> _STATED PROBLEM_: Pull every line holding the string "دولة" from the records below.

• • • •

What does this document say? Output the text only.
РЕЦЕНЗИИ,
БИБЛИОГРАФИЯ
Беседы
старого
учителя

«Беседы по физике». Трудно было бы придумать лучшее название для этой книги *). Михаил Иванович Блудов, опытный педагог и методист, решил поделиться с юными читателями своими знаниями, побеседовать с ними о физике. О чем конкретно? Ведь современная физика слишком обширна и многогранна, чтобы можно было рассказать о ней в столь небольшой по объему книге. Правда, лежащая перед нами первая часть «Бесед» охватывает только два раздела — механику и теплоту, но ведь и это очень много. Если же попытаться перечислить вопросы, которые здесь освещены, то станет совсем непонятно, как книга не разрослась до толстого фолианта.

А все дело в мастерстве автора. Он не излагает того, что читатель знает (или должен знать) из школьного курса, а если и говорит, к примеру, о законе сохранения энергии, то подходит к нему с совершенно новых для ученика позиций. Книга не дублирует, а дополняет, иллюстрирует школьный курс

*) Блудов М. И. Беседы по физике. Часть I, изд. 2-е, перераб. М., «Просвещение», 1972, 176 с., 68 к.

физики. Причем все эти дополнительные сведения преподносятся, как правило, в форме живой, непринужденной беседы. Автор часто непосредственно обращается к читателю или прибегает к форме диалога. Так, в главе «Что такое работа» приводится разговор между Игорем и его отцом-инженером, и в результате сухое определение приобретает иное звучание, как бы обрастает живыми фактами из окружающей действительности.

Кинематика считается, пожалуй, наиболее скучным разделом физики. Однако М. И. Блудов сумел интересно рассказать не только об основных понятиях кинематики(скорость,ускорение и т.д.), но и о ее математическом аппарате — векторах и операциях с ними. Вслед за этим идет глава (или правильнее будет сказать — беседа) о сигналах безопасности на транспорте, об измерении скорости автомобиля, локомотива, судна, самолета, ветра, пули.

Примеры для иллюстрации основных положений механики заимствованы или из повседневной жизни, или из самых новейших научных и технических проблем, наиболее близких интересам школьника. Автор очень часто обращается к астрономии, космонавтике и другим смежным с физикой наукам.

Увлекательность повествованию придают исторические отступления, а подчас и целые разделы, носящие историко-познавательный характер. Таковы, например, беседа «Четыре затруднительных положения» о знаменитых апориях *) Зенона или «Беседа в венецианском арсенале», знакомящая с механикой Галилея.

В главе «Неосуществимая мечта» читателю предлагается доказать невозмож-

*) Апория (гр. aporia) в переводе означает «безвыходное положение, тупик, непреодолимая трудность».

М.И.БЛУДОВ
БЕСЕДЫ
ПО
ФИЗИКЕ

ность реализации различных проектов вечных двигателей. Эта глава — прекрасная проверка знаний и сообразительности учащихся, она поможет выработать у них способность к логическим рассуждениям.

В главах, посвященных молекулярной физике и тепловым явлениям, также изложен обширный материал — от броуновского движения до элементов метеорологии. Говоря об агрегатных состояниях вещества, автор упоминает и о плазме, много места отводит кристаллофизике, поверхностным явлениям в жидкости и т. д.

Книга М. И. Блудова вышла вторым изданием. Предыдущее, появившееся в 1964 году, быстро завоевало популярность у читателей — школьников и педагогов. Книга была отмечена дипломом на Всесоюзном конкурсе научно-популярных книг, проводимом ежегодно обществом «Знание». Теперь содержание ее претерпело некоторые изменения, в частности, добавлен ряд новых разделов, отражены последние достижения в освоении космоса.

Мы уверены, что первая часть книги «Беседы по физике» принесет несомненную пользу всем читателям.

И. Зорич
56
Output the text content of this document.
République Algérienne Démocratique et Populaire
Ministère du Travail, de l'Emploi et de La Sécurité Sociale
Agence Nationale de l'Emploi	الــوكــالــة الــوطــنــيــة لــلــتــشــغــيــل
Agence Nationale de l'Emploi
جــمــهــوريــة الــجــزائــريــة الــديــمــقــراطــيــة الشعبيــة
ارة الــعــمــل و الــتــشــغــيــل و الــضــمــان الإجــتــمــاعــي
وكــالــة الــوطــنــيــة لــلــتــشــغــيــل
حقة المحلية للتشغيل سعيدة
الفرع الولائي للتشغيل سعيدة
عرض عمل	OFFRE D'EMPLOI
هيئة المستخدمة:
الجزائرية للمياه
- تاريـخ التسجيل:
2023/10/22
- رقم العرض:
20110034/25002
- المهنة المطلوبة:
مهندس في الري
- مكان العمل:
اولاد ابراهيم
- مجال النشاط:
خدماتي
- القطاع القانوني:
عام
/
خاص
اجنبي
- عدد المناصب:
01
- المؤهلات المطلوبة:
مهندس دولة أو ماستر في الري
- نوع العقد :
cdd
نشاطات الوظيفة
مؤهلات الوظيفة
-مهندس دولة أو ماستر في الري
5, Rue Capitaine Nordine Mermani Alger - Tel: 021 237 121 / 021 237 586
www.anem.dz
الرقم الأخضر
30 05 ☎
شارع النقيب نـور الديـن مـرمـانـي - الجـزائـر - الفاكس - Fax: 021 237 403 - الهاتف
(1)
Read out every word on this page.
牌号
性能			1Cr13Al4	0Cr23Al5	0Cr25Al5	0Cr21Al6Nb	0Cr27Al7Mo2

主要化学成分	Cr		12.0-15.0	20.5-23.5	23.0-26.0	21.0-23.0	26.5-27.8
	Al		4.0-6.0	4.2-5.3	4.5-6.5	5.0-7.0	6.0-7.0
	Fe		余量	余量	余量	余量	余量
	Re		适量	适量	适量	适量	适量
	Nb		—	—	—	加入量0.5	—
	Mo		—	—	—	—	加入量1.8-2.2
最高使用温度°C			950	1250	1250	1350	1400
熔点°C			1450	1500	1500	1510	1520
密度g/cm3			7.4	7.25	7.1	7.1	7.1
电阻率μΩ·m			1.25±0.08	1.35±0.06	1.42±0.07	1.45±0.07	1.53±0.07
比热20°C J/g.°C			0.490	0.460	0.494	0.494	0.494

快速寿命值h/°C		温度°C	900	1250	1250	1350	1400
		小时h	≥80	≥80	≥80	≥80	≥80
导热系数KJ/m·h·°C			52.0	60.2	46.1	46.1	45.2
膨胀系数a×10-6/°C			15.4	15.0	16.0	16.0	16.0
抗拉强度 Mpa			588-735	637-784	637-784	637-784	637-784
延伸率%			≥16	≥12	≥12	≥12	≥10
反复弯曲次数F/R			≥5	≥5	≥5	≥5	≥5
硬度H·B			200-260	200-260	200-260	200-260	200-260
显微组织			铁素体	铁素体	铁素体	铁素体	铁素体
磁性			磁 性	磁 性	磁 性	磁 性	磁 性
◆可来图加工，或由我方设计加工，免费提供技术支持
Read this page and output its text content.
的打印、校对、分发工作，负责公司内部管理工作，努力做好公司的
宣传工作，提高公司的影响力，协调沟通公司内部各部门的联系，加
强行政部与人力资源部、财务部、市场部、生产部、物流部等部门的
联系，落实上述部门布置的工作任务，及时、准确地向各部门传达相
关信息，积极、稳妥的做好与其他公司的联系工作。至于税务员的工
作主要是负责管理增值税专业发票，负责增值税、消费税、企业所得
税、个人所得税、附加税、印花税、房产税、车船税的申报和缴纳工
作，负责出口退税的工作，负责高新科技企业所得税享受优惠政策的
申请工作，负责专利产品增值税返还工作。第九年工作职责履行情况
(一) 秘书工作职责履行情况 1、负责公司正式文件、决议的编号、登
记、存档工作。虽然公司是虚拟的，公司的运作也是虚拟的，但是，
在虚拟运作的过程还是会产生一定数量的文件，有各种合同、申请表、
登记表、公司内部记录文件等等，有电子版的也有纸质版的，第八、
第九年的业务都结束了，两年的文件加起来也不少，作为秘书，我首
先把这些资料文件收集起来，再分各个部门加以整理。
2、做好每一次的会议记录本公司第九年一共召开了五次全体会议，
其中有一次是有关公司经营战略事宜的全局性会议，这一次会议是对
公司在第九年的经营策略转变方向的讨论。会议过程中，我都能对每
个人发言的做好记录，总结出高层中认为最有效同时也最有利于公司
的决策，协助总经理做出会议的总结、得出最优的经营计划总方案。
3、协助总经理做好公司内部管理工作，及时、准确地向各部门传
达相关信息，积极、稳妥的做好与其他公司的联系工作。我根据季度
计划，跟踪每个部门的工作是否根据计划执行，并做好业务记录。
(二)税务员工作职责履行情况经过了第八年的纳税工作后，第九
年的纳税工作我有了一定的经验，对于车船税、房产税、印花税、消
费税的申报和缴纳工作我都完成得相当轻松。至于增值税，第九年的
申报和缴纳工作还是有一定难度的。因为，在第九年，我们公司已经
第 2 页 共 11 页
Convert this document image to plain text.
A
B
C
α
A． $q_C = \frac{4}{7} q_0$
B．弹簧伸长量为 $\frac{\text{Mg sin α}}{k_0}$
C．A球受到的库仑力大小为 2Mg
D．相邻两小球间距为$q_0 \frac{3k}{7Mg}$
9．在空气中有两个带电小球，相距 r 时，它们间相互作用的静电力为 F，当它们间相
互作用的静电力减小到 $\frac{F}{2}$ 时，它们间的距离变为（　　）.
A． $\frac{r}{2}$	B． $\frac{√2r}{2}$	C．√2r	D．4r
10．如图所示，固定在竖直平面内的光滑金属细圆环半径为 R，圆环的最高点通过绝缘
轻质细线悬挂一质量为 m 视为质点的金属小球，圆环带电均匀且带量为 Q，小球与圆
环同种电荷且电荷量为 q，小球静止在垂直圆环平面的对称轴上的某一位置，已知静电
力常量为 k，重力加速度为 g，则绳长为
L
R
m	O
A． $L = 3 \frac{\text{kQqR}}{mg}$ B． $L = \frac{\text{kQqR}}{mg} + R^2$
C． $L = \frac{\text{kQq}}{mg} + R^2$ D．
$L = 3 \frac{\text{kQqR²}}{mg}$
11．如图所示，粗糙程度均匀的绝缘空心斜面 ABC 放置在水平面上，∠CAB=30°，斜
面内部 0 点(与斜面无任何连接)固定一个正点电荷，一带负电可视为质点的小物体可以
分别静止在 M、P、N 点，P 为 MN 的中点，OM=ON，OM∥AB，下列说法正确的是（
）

• • • •

> _THE RESPONSE_:
مهندس دولة أو ماستر في الري
-مهندس دولة أو ماستر في الري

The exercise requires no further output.